**WHAT IS BEING ASKED**
Reproduce each line of the material precisely.

**GIVEN RECORDS**
[start]
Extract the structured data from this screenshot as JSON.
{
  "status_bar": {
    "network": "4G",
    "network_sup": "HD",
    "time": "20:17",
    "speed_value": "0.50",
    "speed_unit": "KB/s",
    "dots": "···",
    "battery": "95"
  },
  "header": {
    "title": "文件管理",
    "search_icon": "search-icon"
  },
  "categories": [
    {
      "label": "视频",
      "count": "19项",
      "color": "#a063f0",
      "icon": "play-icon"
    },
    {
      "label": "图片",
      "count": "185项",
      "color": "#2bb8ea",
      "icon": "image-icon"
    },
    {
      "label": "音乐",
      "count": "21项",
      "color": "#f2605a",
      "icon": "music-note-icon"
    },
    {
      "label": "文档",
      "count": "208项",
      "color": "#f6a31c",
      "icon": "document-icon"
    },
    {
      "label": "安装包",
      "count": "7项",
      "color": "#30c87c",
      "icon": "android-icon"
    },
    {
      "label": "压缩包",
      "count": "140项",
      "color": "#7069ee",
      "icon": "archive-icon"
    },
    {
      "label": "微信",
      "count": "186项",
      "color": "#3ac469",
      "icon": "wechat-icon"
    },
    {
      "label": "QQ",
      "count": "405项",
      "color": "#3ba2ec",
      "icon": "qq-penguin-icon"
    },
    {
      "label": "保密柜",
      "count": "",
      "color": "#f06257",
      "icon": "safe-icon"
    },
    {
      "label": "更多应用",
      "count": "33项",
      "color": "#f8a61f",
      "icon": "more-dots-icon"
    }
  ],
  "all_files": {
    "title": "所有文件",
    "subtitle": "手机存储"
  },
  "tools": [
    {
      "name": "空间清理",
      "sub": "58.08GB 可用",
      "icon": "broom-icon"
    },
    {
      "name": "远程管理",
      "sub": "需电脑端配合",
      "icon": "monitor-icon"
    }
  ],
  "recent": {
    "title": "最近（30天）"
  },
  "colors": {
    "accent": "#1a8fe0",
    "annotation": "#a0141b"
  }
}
[end]
**TASK ANSWER**
Extract the structured data from this screenshot as JSON.
{
  "status_bar": {
    "network": "4G",
    "network_sup": "HD",
    "time": "20:17",
    "speed_value": "0.50",
    "speed_unit": "KB/s",
    "dots": "···",
    "battery": "95"
  },
  "header": {
    "title": "文件管理",
    "search_icon": "search-icon"
  },
  "categories": [
    {
      "label": "视频",
      "count": "19项",
      "color": "#a063f0",
      "icon": "play-icon"
    },
    {
      "label": "图片",
      "count": "185项",
      "color": "#2bb8ea",
      "icon": "image-icon"
    },
    {
      "label": "音乐",
      "count": "21项",
      "color": "#f2605a",
      "icon": "music-note-icon"
    },
    {
      "label": "文档",
      "count": "208项",
      "color": "#f6a31c",
      "icon": "document-icon"
    },
    {
      "label": "安装包",
      "count": "7项",
      "color": "#30c87c",
      "icon": "android-icon"
    },
    {
      "label": "压缩包",
      "count": "140项",
      "color": "#7069ee",
      "icon": "archive-icon"
    },
    {
      "label": "微信",
      "count": "186项",
      "color": "#3ac469",
      "icon": "wechat-icon"
    },
    {
      "label": "QQ",
      "count": "405项",
      "color": "#3ba2ec",
      "icon": "qq-penguin-icon"
    },
    {
      "label": "保密柜",
      "count": "",
      "color": "#f06257",
      "icon": "safe-icon"
    },
    {
      "label": "更多应用",
      "count": "33项",
      "color": "#f8a61f",
      "icon": "more-dots-icon"
    }
  ],
  "all_files": {
    "title": "所有文件",
    "subtitle": "手机存储"
  },
  "tools": [
    {
      "name": "空间清理",
      "sub": "58.08GB 可用",
      "icon": "broom-icon"
    },
    {
      "name": "远程管理",
      "sub": "需电脑端配合",
      "icon": "monitor-icon"
    }
  ],
  "recent": {
    "title": "最近（30天）"
  },
  "colors": {
    "accent": "#1a8fe0",
    "annotation": "#a0141b"
  }
}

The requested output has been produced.